## Data in this exercise
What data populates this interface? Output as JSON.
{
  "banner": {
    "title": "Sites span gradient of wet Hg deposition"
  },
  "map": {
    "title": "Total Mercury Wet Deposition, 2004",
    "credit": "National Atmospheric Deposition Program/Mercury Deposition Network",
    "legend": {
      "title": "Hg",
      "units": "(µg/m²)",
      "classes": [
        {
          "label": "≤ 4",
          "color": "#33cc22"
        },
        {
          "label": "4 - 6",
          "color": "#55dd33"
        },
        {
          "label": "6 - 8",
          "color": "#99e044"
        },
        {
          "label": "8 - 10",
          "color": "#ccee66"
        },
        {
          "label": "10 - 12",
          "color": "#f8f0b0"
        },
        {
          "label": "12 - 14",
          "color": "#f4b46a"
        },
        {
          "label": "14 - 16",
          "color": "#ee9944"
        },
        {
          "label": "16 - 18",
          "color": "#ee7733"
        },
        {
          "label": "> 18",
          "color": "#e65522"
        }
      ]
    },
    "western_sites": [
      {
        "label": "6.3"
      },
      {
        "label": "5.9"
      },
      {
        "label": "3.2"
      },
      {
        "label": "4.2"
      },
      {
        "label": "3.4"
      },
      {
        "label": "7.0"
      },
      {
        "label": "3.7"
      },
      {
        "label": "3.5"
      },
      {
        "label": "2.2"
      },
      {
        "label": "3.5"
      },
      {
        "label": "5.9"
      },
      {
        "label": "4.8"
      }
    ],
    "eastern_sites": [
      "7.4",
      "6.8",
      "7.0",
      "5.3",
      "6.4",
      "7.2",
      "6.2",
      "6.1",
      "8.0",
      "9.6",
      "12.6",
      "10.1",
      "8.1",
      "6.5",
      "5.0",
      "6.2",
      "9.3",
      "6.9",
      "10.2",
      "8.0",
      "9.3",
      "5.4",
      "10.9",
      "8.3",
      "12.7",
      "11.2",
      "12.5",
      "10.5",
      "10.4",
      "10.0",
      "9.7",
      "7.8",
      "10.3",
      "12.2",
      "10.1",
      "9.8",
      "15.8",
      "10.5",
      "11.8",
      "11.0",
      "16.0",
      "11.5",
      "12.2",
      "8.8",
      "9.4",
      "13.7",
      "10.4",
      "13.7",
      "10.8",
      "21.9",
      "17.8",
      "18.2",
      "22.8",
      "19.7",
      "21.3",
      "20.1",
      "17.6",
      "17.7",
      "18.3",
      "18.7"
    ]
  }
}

## Goal of the exercise
From the listing above, pick out each line where the word "title" appears.

## Result of the task
    "title": "Sites span gradient of wet Hg deposition"
    "title": "Total Mercury Wet Deposition, 2004",
      "title": "Hg",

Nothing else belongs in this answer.